• **SHORT PROBLEM**:
Each line below should be retyped exactly, with no pictures.

• **MATERIAL FOR THE TASK**:
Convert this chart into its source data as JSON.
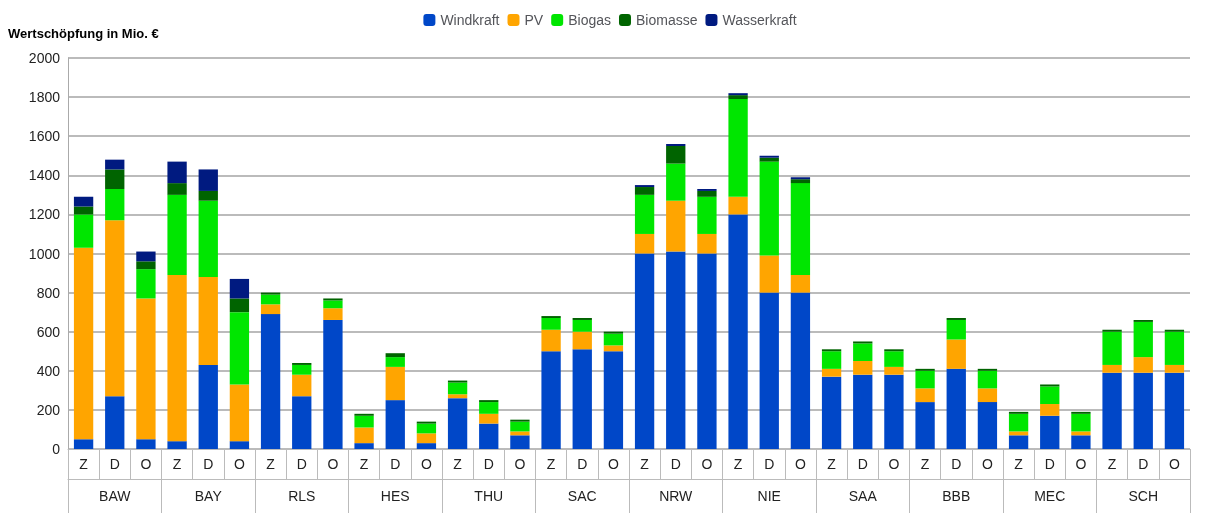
{
  "chart_data": {
    "type": "bar",
    "stacked": true,
    "ylabel": "Wertschöpfung in Mio. €",
    "categories": [
      "Z",
      "D",
      "O",
      "Z",
      "D",
      "O",
      "Z",
      "D",
      "O",
      "Z",
      "D",
      "O",
      "Z",
      "D",
      "O",
      "Z",
      "D",
      "O",
      "Z",
      "D",
      "O",
      "Z",
      "D",
      "O",
      "Z",
      "D",
      "O",
      "Z",
      "D",
      "O",
      "Z",
      "D",
      "O",
      "Z",
      "D",
      "O"
    ],
    "annotations": [
      "BAW",
      "BAY",
      "RLS",
      "HES",
      "THU",
      "SAC",
      "NRW",
      "NIE",
      "SAA",
      "BBB",
      "MEC",
      "SCH"
    ],
    "series": [
      {
        "name": "Windkraft",
        "color": "#0047c8",
        "values": [
          50,
          270,
          50,
          40,
          430,
          40,
          690,
          270,
          660,
          30,
          250,
          30,
          260,
          130,
          70,
          500,
          510,
          500,
          1000,
          1010,
          1000,
          1200,
          800,
          800,
          370,
          380,
          380,
          240,
          410,
          240,
          70,
          170,
          70,
          390,
          390,
          390
        ]
      },
      {
        "name": "PV",
        "color": "#ffa500",
        "values": [
          980,
          900,
          720,
          850,
          450,
          290,
          50,
          110,
          60,
          80,
          170,
          50,
          20,
          50,
          20,
          110,
          90,
          30,
          100,
          260,
          100,
          90,
          190,
          90,
          40,
          70,
          40,
          70,
          150,
          70,
          20,
          60,
          20,
          40,
          80,
          40
        ]
      },
      {
        "name": "Biogas",
        "color": "#00e600",
        "values": [
          170,
          160,
          150,
          410,
          390,
          370,
          50,
          50,
          40,
          60,
          50,
          50,
          60,
          60,
          50,
          60,
          60,
          60,
          200,
          190,
          190,
          500,
          480,
          470,
          90,
          90,
          80,
          90,
          100,
          90,
          90,
          90,
          90,
          170,
          180,
          170
        ]
      },
      {
        "name": "Biomasse",
        "color": "#006400",
        "values": [
          40,
          100,
          40,
          60,
          50,
          70,
          10,
          10,
          10,
          10,
          20,
          10,
          10,
          10,
          10,
          10,
          10,
          10,
          40,
          90,
          30,
          20,
          20,
          20,
          10,
          10,
          10,
          10,
          10,
          10,
          10,
          10,
          10,
          10,
          10,
          10
        ]
      },
      {
        "name": "Wasserkraft",
        "color": "#001a80",
        "values": [
          50,
          50,
          50,
          110,
          110,
          100,
          0,
          0,
          0,
          0,
          0,
          0,
          0,
          0,
          0,
          0,
          0,
          0,
          10,
          10,
          10,
          10,
          10,
          10,
          0,
          0,
          0,
          0,
          0,
          0,
          0,
          0,
          0,
          0,
          0,
          0
        ]
      }
    ],
    "ylim": [
      0,
      2000
    ],
    "yticks": [
      0,
      200,
      400,
      600,
      800,
      1000,
      1200,
      1400,
      1600,
      1800,
      2000
    ],
    "grid": "y",
    "legend": "top"
  }
}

• **EXERCISE ANSWER**:
Convert this chart into its source data as JSON.
{
  "chart_data": {
    "type": "bar",
    "stacked": true,
    "ylabel": "Wertschöpfung in Mio. €",
    "categories": [
      "Z",
      "D",
      "O",
      "Z",
      "D",
      "O",
      "Z",
      "D",
      "O",
      "Z",
      "D",
      "O",
      "Z",
      "D",
      "O",
      "Z",
      "D",
      "O",
      "Z",
      "D",
      "O",
      "Z",
      "D",
      "O",
      "Z",
      "D",
      "O",
      "Z",
      "D",
      "O",
      "Z",
      "D",
      "O",
      "Z",
      "D",
      "O"
    ],
    "annotations": [
      "BAW",
      "BAY",
      "RLS",
      "HES",
      "THU",
      "SAC",
      "NRW",
      "NIE",
      "SAA",
      "BBB",
      "MEC",
      "SCH"
    ],
    "series": [
      {
        "name": "Windkraft",
        "color": "#0047c8",
        "values": [
          50,
          270,
          50,
          40,
          430,
          40,
          690,
          270,
          660,
          30,
          250,
          30,
          260,
          130,
          70,
          500,
          510,
          500,
          1000,
          1010,
          1000,
          1200,
          800,
          800,
          370,
          380,
          380,
          240,
          410,
          240,
          70,
          170,
          70,
          390,
          390,
          390
        ]
      },
      {
        "name": "PV",
        "color": "#ffa500",
        "values": [
          980,
          900,
          720,
          850,
          450,
          290,
          50,
          110,
          60,
          80,
          170,
          50,
          20,
          50,
          20,
          110,
          90,
          30,
          100,
          260,
          100,
          90,
          190,
          90,
          40,
          70,
          40,
          70,
          150,
          70,
          20,
          60,
          20,
          40,
          80,
          40
        ]
      },
      {
        "name": "Biogas",
        "color": "#00e600",
        "values": [
          170,
          160,
          150,
          410,
          390,
          370,
          50,
          50,
          40,
          60,
          50,
          50,
          60,
          60,
          50,
          60,
          60,
          60,
          200,
          190,
          190,
          500,
          480,
          470,
          90,
          90,
          80,
          90,
          100,
          90,
          90,
          90,
          90,
          170,
          180,
          170
        ]
      },
      {
        "name": "Biomasse",
        "color": "#006400",
        "values": [
          40,
          100,
          40,
          60,
          50,
          70,
          10,
          10,
          10,
          10,
          20,
          10,
          10,
          10,
          10,
          10,
          10,
          10,
          40,
          90,
          30,
          20,
          20,
          20,
          10,
          10,
          10,
          10,
          10,
          10,
          10,
          10,
          10,
          10,
          10,
          10
        ]
      },
      {
        "name": "Wasserkraft",
        "color": "#001a80",
        "values": [
          50,
          50,
          50,
          110,
          110,
          100,
          0,
          0,
          0,
          0,
          0,
          0,
          0,
          0,
          0,
          0,
          0,
          0,
          10,
          10,
          10,
          10,
          10,
          10,
          0,
          0,
          0,
          0,
          0,
          0,
          0,
          0,
          0,
          0,
          0,
          0
        ]
      }
    ],
    "ylim": [
      0,
      2000
    ],
    "yticks": [
      0,
      200,
      400,
      600,
      800,
      1000,
      1200,
      1400,
      1600,
      1800,
      2000
    ],
    "grid": "y",
    "legend": "top"
  }
}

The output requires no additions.